** start of Raw data **
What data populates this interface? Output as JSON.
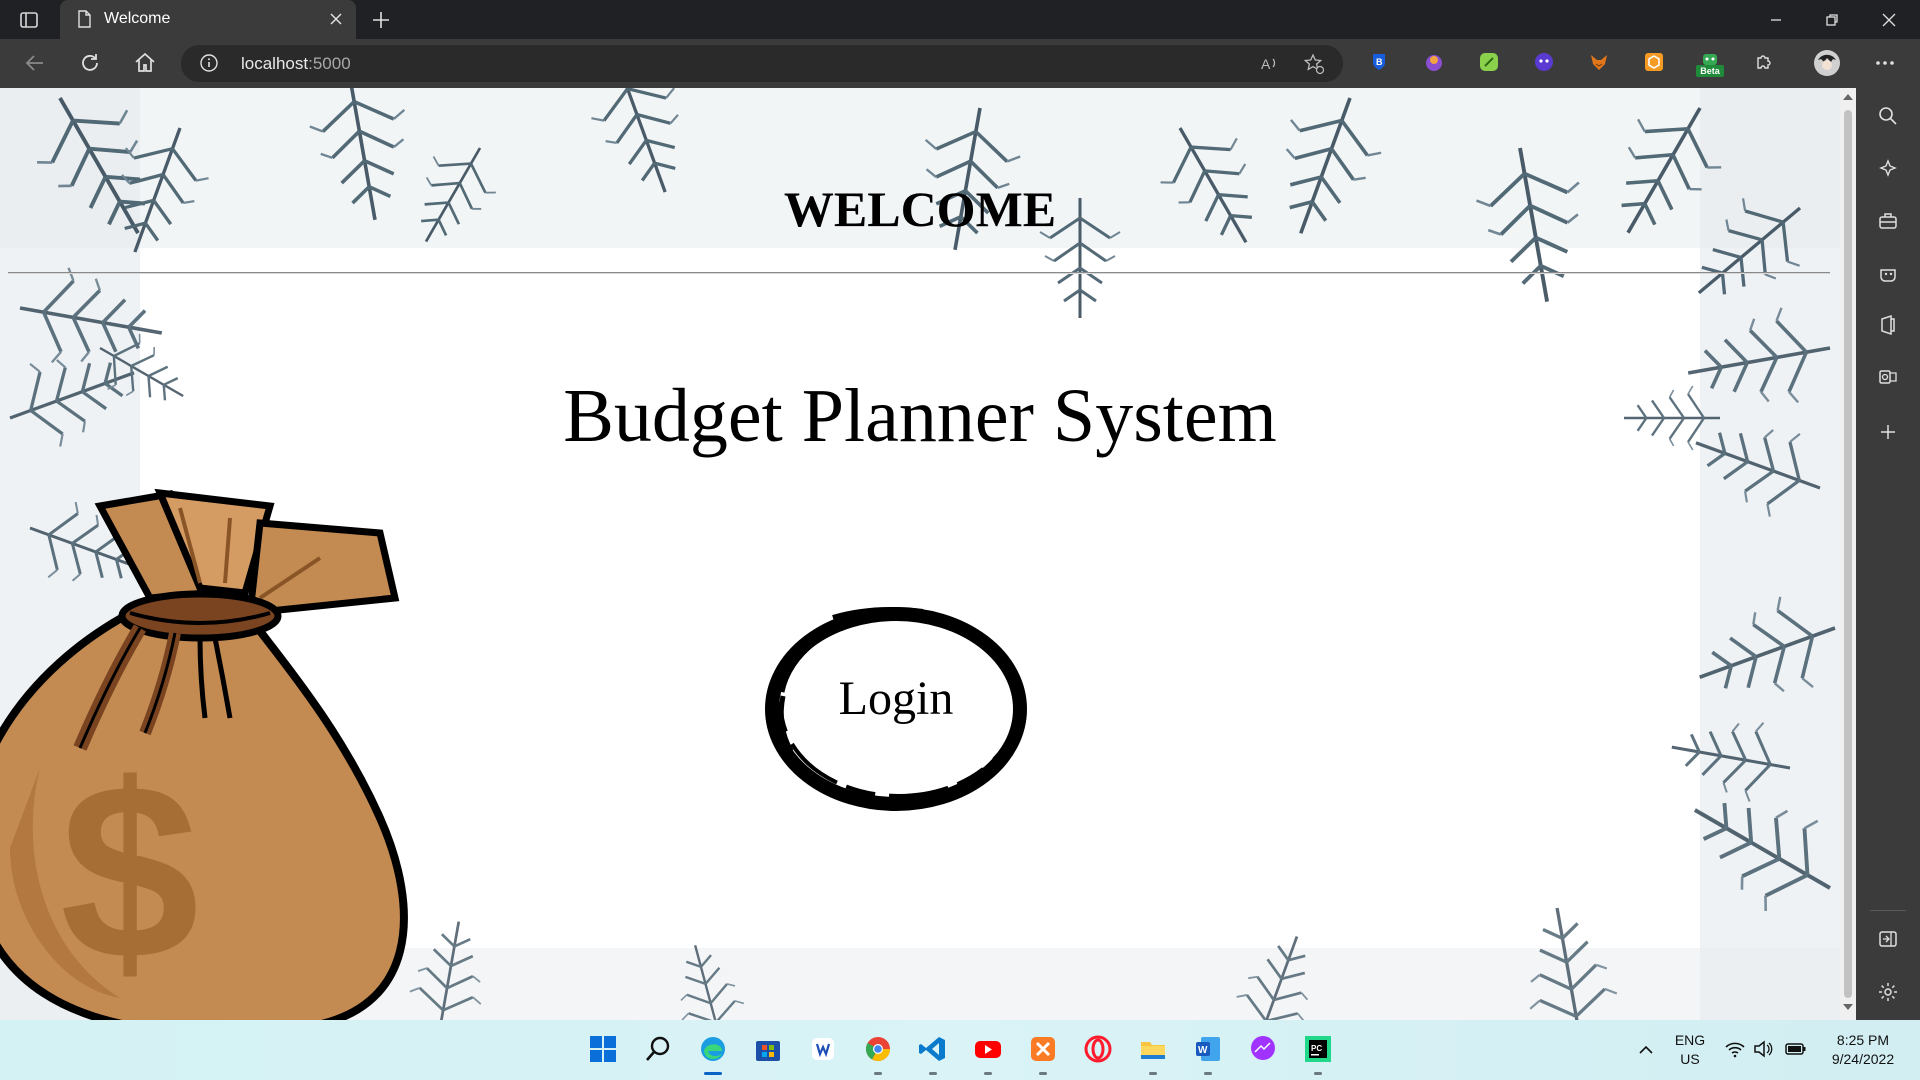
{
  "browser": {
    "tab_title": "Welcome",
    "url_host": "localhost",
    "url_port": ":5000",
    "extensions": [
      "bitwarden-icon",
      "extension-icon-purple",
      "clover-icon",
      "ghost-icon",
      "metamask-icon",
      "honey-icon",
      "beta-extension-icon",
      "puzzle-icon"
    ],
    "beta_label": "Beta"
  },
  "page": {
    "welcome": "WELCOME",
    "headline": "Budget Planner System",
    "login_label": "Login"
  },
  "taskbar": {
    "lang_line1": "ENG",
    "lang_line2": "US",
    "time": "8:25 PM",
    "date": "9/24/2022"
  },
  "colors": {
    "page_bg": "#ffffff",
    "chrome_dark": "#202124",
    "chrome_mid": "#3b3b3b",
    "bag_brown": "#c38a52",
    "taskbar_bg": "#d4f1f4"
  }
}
** end of Raw data **
** start of Raw data **
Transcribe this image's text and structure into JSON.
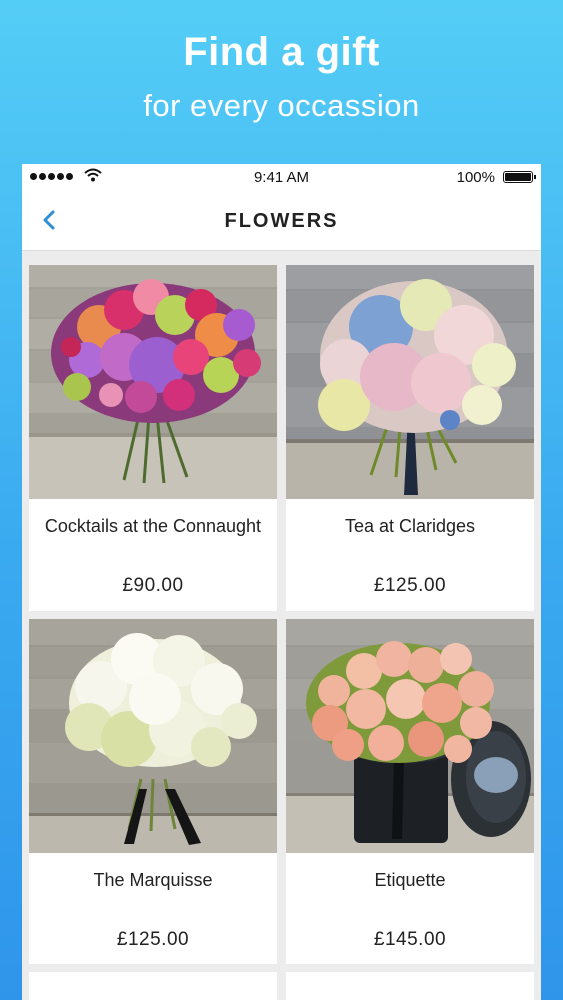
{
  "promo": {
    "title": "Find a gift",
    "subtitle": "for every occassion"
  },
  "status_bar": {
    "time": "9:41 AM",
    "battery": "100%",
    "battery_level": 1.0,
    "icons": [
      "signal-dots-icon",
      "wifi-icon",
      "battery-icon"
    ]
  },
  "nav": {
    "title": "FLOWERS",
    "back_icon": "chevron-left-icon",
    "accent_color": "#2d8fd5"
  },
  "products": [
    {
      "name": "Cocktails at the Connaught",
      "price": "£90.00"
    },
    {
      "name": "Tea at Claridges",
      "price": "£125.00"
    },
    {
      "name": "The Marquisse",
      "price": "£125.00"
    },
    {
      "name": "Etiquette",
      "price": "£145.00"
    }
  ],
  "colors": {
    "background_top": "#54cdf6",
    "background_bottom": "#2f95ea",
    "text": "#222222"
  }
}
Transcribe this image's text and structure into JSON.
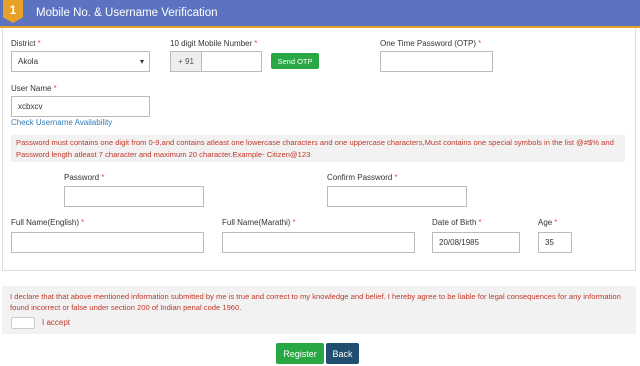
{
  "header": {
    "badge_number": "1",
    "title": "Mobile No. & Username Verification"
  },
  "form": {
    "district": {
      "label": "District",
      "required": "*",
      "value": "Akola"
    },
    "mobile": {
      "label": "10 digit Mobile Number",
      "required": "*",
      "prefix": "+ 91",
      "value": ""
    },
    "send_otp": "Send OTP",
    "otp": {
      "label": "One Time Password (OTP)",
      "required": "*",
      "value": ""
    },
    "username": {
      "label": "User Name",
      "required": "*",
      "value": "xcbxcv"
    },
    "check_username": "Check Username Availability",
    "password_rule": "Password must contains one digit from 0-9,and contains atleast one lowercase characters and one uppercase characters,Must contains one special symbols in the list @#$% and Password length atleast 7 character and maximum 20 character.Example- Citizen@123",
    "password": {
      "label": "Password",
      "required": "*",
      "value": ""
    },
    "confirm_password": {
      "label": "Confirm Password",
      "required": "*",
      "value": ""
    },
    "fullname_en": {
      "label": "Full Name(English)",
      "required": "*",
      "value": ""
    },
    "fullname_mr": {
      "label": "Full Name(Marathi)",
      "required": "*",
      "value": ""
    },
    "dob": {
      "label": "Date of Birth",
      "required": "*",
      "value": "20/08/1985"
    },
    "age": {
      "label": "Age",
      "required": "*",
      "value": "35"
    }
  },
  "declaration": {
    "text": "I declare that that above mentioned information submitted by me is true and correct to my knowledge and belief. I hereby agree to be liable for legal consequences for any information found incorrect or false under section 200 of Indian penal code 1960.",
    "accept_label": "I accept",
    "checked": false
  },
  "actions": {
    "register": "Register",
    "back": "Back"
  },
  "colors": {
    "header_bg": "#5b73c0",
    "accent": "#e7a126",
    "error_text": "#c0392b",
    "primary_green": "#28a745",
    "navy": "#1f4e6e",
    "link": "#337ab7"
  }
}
** end of Raw data **
** start of Raw data **
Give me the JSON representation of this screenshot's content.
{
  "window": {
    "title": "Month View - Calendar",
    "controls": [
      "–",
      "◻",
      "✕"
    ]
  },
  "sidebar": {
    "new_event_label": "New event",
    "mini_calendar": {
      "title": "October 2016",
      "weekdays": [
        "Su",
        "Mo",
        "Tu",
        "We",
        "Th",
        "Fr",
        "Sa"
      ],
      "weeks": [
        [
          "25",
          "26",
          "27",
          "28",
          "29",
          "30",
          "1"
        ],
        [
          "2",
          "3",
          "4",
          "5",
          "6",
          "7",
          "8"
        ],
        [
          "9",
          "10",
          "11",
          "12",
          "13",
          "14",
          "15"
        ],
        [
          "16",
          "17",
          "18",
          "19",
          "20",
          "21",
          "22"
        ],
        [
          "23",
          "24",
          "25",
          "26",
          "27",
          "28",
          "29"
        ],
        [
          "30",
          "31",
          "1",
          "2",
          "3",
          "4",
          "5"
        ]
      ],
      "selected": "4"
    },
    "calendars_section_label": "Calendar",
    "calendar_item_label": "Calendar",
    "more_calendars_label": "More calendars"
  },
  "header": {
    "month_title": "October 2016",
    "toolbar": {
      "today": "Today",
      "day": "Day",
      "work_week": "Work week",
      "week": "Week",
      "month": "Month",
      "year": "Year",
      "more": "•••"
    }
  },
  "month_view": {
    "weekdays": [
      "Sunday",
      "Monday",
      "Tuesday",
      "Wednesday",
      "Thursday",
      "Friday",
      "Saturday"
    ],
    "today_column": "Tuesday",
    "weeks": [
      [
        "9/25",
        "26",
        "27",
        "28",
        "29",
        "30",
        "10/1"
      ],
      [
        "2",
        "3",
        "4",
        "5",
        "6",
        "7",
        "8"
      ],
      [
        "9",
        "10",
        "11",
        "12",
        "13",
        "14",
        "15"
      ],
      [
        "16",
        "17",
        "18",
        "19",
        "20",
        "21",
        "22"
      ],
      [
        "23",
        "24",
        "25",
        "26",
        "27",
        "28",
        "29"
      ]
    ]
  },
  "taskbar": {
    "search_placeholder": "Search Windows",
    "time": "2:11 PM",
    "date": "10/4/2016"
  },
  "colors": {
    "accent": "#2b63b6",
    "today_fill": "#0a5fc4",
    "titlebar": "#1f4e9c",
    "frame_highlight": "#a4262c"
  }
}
** end of Raw data **
(Given request): Copy out each line of the material that holds the word "digit".

(Exercise response):
      "label": "10 digit Mobile Number",
    "password_rule": "Password must contains one digit from 0-9,and contains atleast one lowercase characters and one uppercase characters,Must contains one special symbols in the list @#$% and Password length atleast 7 character and maximum 20 character.Example- Citizen@123",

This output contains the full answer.